* **WHAT THE TASK REQUIRES**: In the entries, find all lines that hold the word "learning" and copy them.

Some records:
START
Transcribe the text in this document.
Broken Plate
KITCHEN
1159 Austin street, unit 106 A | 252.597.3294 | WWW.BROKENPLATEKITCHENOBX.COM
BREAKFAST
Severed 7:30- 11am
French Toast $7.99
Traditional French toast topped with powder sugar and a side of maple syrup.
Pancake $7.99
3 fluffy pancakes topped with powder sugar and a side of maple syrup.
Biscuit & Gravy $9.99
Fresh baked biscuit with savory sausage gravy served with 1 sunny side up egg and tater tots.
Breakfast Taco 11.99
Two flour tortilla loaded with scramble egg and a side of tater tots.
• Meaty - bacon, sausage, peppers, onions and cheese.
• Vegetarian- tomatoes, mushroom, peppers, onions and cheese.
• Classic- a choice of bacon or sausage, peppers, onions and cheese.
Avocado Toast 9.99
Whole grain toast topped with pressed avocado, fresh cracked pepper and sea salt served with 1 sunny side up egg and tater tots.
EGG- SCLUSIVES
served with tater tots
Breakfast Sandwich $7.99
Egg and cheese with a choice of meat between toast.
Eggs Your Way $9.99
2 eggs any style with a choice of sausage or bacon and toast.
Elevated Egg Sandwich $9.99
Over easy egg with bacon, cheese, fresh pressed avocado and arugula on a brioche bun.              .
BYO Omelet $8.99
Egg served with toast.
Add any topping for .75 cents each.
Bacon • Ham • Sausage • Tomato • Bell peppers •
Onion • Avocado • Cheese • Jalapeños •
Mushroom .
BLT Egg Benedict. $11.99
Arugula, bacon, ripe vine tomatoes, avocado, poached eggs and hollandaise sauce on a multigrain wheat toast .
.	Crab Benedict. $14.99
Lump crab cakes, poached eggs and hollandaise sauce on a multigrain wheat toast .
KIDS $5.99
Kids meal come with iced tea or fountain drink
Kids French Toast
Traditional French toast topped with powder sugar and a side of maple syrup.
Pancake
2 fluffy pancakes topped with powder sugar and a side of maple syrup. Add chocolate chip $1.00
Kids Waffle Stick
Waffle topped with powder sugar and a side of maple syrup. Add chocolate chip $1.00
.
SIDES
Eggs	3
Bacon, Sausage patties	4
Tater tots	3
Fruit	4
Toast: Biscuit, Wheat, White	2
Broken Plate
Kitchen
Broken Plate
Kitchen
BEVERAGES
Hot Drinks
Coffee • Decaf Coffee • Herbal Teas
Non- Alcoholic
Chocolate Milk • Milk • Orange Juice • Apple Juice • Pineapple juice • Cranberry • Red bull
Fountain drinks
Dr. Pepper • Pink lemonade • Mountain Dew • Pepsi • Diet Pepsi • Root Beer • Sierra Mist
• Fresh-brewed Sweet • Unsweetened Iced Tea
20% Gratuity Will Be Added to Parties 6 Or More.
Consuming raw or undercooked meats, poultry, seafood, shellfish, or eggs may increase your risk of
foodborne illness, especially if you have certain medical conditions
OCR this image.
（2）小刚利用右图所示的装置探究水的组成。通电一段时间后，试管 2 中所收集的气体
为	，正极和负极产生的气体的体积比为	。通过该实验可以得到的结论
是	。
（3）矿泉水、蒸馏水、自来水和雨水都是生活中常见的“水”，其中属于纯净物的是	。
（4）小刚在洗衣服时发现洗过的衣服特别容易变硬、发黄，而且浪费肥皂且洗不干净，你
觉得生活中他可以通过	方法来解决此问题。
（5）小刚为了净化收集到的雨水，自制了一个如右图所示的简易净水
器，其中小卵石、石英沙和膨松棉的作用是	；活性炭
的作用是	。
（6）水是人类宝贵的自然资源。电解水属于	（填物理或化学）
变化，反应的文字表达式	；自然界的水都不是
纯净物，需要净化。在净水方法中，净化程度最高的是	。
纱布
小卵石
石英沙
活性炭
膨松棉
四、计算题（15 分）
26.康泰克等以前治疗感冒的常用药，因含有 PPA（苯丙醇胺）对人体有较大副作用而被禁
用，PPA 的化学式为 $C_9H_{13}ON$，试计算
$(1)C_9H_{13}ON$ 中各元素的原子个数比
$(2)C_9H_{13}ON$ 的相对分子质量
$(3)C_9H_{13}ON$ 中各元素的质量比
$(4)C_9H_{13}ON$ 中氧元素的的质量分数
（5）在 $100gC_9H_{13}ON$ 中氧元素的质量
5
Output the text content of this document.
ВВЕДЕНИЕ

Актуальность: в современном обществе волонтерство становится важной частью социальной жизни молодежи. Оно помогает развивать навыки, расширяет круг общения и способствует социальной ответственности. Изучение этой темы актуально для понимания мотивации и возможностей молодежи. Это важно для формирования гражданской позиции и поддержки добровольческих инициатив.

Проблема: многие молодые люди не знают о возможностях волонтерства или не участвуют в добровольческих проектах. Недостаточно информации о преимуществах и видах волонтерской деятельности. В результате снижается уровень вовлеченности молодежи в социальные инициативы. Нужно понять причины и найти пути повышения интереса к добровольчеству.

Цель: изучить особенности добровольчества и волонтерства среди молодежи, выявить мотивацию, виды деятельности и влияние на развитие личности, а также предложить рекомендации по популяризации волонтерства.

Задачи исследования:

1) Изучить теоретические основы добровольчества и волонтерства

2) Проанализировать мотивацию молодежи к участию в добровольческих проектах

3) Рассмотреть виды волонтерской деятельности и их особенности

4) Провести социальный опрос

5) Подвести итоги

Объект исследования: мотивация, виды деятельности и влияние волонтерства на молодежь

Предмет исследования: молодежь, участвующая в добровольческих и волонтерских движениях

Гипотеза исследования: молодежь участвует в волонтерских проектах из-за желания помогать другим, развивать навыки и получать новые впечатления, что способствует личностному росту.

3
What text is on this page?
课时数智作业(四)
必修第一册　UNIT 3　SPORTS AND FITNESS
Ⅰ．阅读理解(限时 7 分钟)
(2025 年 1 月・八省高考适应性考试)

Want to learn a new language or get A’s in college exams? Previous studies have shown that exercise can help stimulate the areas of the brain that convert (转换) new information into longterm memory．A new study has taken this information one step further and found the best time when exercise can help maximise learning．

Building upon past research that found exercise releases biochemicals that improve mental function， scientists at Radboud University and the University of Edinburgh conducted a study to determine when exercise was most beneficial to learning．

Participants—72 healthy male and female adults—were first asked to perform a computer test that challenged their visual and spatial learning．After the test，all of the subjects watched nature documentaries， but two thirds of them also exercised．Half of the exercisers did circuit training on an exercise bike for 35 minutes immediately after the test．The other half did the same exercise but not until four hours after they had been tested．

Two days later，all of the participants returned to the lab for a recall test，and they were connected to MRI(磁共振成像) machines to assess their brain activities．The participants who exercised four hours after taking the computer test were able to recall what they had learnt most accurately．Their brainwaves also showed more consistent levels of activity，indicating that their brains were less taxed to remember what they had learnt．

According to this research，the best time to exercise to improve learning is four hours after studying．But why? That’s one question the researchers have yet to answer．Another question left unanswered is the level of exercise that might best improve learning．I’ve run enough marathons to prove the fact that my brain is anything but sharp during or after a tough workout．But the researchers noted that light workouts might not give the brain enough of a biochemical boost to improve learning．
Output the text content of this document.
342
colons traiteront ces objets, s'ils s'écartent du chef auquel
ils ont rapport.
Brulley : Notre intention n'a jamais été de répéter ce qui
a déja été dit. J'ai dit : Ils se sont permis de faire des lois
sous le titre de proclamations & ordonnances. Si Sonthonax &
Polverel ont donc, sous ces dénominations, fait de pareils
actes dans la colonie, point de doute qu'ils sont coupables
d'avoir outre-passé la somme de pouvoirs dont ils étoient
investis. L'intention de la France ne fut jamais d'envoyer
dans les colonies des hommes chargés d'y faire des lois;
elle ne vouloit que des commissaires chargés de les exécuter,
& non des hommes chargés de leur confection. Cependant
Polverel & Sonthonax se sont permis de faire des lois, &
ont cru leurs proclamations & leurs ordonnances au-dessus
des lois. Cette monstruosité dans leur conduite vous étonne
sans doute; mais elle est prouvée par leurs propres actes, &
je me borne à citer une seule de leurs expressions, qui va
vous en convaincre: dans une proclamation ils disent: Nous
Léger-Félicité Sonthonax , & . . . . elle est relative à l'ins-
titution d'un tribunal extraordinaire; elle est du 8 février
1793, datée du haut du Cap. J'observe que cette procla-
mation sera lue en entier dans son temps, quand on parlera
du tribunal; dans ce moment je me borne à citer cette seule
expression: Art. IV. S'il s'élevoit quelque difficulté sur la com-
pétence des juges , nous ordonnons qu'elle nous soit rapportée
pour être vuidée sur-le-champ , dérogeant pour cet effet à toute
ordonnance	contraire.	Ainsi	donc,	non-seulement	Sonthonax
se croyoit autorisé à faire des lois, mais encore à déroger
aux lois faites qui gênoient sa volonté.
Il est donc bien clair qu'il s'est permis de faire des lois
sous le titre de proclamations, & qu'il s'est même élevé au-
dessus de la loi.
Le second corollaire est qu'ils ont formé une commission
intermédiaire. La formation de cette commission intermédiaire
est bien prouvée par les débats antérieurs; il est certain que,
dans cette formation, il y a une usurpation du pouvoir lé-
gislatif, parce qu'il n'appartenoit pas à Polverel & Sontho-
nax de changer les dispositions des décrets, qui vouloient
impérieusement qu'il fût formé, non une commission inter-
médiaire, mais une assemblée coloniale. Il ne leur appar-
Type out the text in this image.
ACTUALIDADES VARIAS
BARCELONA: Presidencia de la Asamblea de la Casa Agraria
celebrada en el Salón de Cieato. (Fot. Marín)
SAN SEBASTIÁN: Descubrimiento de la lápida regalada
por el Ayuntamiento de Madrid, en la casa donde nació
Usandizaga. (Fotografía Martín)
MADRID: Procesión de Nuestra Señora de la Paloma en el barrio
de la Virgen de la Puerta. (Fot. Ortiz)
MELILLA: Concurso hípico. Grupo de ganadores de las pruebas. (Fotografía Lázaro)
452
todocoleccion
END
* **CORRECT ANSWER**:
Want to learn a new language or get A’s in college exams? Previous studies have shown that exercise can help stimulate the areas of the brain that convert (转换) new information into longterm memory．A new study has taken this information one step further and found the best time when exercise can help maximise learning．
Building upon past research that found exercise releases biochemicals that improve mental function， scientists at Radboud University and the University of Edinburgh conducted a study to determine when exercise was most beneficial to learning．
Participants—72 healthy male and female adults—were first asked to perform a computer test that challenged their visual and spatial learning．After the test，all of the subjects watched nature documentaries， but two thirds of them also exercised．Half of the exercisers did circuit training on an exercise bike for 35 minutes immediately after the test．The other half did the same exercise but not until four hours after they had been tested．
According to this research，the best time to exercise to improve learning is four hours after studying．But why? That’s one question the researchers have yet to answer．Another question left unanswered is the level of exercise that might best improve learning．I’ve run enough marathons to prove the fact that my brain is anything but sharp during or after a tough workout．But the researchers noted that light workouts might not give the brain enough of a biochemical boost to improve learning．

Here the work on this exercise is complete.